STATED GOAL: Transcribe all the records exactly and omit any images they hold.

Dataset entries:
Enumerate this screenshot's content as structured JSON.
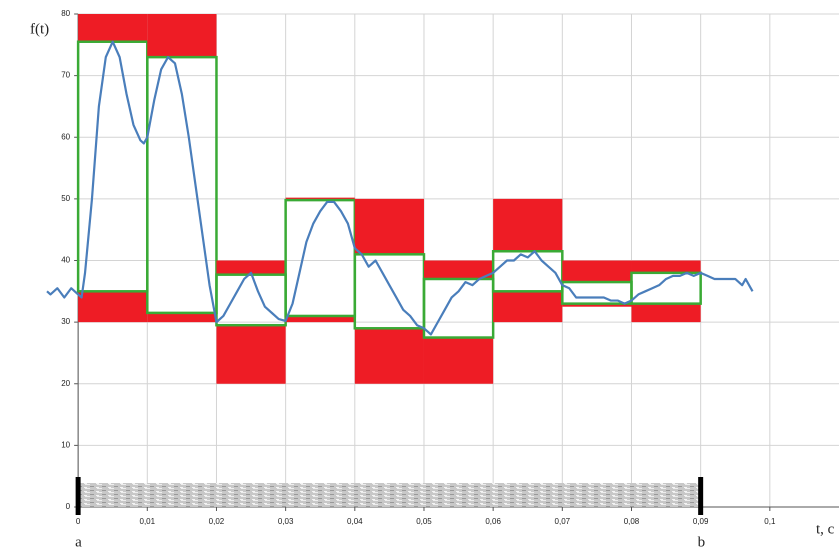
{
  "chart_data": {
    "type": "interval",
    "ylabel": "f(t)",
    "xlabel": "t, c",
    "xlim": [
      -0.0045,
      0.11
    ],
    "ylim": [
      0,
      80
    ],
    "yticks": [
      0,
      10,
      20,
      30,
      40,
      50,
      60,
      70,
      80
    ],
    "xticks": [
      0,
      {
        "value": 0.01,
        "label": "0,01"
      },
      {
        "value": 0.02,
        "label": "0,02"
      },
      {
        "value": 0.03,
        "label": "0,03"
      },
      {
        "value": 0.04,
        "label": "0,04"
      },
      {
        "value": 0.05,
        "label": "0,05"
      },
      {
        "value": 0.06,
        "label": "0,06"
      },
      {
        "value": 0.07,
        "label": "0,07"
      },
      {
        "value": 0.08,
        "label": "0,08"
      },
      {
        "value": 0.09,
        "label": "0,09"
      },
      {
        "value": 0.1,
        "label": "0,1"
      }
    ],
    "grid": true,
    "outer_color": "#ee1c25",
    "inner_color": "#3aaa35",
    "x_edges": [
      0,
      0.01,
      0.02,
      0.03,
      0.04,
      0.05,
      0.06,
      0.07,
      0.08,
      0.09
    ],
    "upper_outer": [
      80,
      80,
      40,
      50.2,
      50,
      40,
      50,
      40,
      40
    ],
    "upper_inner": [
      75.5,
      73,
      37.7,
      49.8,
      41,
      37,
      41.5,
      36.5,
      38
    ],
    "lower_inner": [
      35,
      31.5,
      29.5,
      31,
      29,
      27.5,
      35,
      33,
      33
    ],
    "lower_outer": [
      30,
      30,
      20,
      30,
      20,
      20,
      30,
      32.5,
      30
    ],
    "signal": {
      "color": "#4a7ebb",
      "x": [
        -0.0045,
        -0.004,
        -0.003,
        -0.002,
        -0.001,
        0,
        0.0005,
        0.001,
        0.002,
        0.003,
        0.004,
        0.005,
        0.006,
        0.007,
        0.008,
        0.009,
        0.0095,
        0.01,
        0.011,
        0.012,
        0.013,
        0.014,
        0.015,
        0.016,
        0.017,
        0.018,
        0.019,
        0.02,
        0.021,
        0.022,
        0.023,
        0.024,
        0.025,
        0.026,
        0.027,
        0.028,
        0.029,
        0.03,
        0.031,
        0.032,
        0.033,
        0.034,
        0.035,
        0.036,
        0.037,
        0.038,
        0.039,
        0.04,
        0.041,
        0.042,
        0.043,
        0.044,
        0.045,
        0.046,
        0.047,
        0.048,
        0.049,
        0.05,
        0.051,
        0.052,
        0.053,
        0.054,
        0.055,
        0.056,
        0.057,
        0.058,
        0.059,
        0.06,
        0.061,
        0.062,
        0.063,
        0.064,
        0.065,
        0.066,
        0.067,
        0.068,
        0.069,
        0.07,
        0.071,
        0.072,
        0.073,
        0.074,
        0.075,
        0.076,
        0.077,
        0.078,
        0.079,
        0.08,
        0.081,
        0.082,
        0.083,
        0.084,
        0.085,
        0.086,
        0.087,
        0.088,
        0.089,
        0.09,
        0.091,
        0.092,
        0.093,
        0.094,
        0.095,
        0.096,
        0.0965,
        0.0975
      ],
      "values": [
        35,
        34.5,
        35.5,
        34,
        35.5,
        34.5,
        34,
        38,
        50,
        65,
        73,
        75.5,
        73,
        67,
        62,
        59.5,
        59,
        60,
        66,
        71,
        73,
        72,
        67,
        60,
        52,
        44,
        36,
        30,
        31,
        33,
        35,
        37,
        38,
        35,
        32.5,
        31.5,
        30.5,
        30.2,
        33,
        38,
        43,
        46,
        48,
        49.5,
        49.5,
        48,
        46,
        42,
        41,
        39,
        40,
        38,
        36,
        34,
        32,
        31,
        29.5,
        29,
        28,
        30,
        32,
        34,
        35,
        36.5,
        36,
        37,
        37.5,
        38,
        39,
        40,
        40,
        41,
        40.5,
        41.5,
        40,
        39,
        38,
        36,
        35.5,
        34,
        34,
        34,
        34,
        34,
        33.5,
        33.5,
        33,
        33.5,
        34.5,
        35,
        35.5,
        36,
        37,
        37.5,
        37.5,
        38,
        37.5,
        38,
        37.5,
        37,
        37,
        37,
        37,
        36,
        37,
        35
      ]
    },
    "annotations": [
      {
        "text": "a",
        "x": 0
      },
      {
        "text": "b",
        "x": 0.09
      }
    ]
  }
}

FINISHED EXERCISE:
Enumerate this screenshot's content as structured JSON.
{
  "chart_data": {
    "type": "interval",
    "ylabel": "f(t)",
    "xlabel": "t, c",
    "xlim": [
      -0.0045,
      0.11
    ],
    "ylim": [
      0,
      80
    ],
    "yticks": [
      0,
      10,
      20,
      30,
      40,
      50,
      60,
      70,
      80
    ],
    "xticks": [
      0,
      {
        "value": 0.01,
        "label": "0,01"
      },
      {
        "value": 0.02,
        "label": "0,02"
      },
      {
        "value": 0.03,
        "label": "0,03"
      },
      {
        "value": 0.04,
        "label": "0,04"
      },
      {
        "value": 0.05,
        "label": "0,05"
      },
      {
        "value": 0.06,
        "label": "0,06"
      },
      {
        "value": 0.07,
        "label": "0,07"
      },
      {
        "value": 0.08,
        "label": "0,08"
      },
      {
        "value": 0.09,
        "label": "0,09"
      },
      {
        "value": 0.1,
        "label": "0,1"
      }
    ],
    "grid": true,
    "outer_color": "#ee1c25",
    "inner_color": "#3aaa35",
    "x_edges": [
      0,
      0.01,
      0.02,
      0.03,
      0.04,
      0.05,
      0.06,
      0.07,
      0.08,
      0.09
    ],
    "upper_outer": [
      80,
      80,
      40,
      50.2,
      50,
      40,
      50,
      40,
      40
    ],
    "upper_inner": [
      75.5,
      73,
      37.7,
      49.8,
      41,
      37,
      41.5,
      36.5,
      38
    ],
    "lower_inner": [
      35,
      31.5,
      29.5,
      31,
      29,
      27.5,
      35,
      33,
      33
    ],
    "lower_outer": [
      30,
      30,
      20,
      30,
      20,
      20,
      30,
      32.5,
      30
    ],
    "signal": {
      "color": "#4a7ebb",
      "x": [
        -0.0045,
        -0.004,
        -0.003,
        -0.002,
        -0.001,
        0,
        0.0005,
        0.001,
        0.002,
        0.003,
        0.004,
        0.005,
        0.006,
        0.007,
        0.008,
        0.009,
        0.0095,
        0.01,
        0.011,
        0.012,
        0.013,
        0.014,
        0.015,
        0.016,
        0.017,
        0.018,
        0.019,
        0.02,
        0.021,
        0.022,
        0.023,
        0.024,
        0.025,
        0.026,
        0.027,
        0.028,
        0.029,
        0.03,
        0.031,
        0.032,
        0.033,
        0.034,
        0.035,
        0.036,
        0.037,
        0.038,
        0.039,
        0.04,
        0.041,
        0.042,
        0.043,
        0.044,
        0.045,
        0.046,
        0.047,
        0.048,
        0.049,
        0.05,
        0.051,
        0.052,
        0.053,
        0.054,
        0.055,
        0.056,
        0.057,
        0.058,
        0.059,
        0.06,
        0.061,
        0.062,
        0.063,
        0.064,
        0.065,
        0.066,
        0.067,
        0.068,
        0.069,
        0.07,
        0.071,
        0.072,
        0.073,
        0.074,
        0.075,
        0.076,
        0.077,
        0.078,
        0.079,
        0.08,
        0.081,
        0.082,
        0.083,
        0.084,
        0.085,
        0.086,
        0.087,
        0.088,
        0.089,
        0.09,
        0.091,
        0.092,
        0.093,
        0.094,
        0.095,
        0.096,
        0.0965,
        0.0975
      ],
      "values": [
        35,
        34.5,
        35.5,
        34,
        35.5,
        34.5,
        34,
        38,
        50,
        65,
        73,
        75.5,
        73,
        67,
        62,
        59.5,
        59,
        60,
        66,
        71,
        73,
        72,
        67,
        60,
        52,
        44,
        36,
        30,
        31,
        33,
        35,
        37,
        38,
        35,
        32.5,
        31.5,
        30.5,
        30.2,
        33,
        38,
        43,
        46,
        48,
        49.5,
        49.5,
        48,
        46,
        42,
        41,
        39,
        40,
        38,
        36,
        34,
        32,
        31,
        29.5,
        29,
        28,
        30,
        32,
        34,
        35,
        36.5,
        36,
        37,
        37.5,
        38,
        39,
        40,
        40,
        41,
        40.5,
        41.5,
        40,
        39,
        38,
        36,
        35.5,
        34,
        34,
        34,
        34,
        34,
        33.5,
        33.5,
        33,
        33.5,
        34.5,
        35,
        35.5,
        36,
        37,
        37.5,
        37.5,
        38,
        37.5,
        38,
        37.5,
        37,
        37,
        37,
        37,
        36,
        37,
        35
      ]
    },
    "annotations": [
      {
        "text": "a",
        "x": 0
      },
      {
        "text": "b",
        "x": 0.09
      }
    ]
  }
}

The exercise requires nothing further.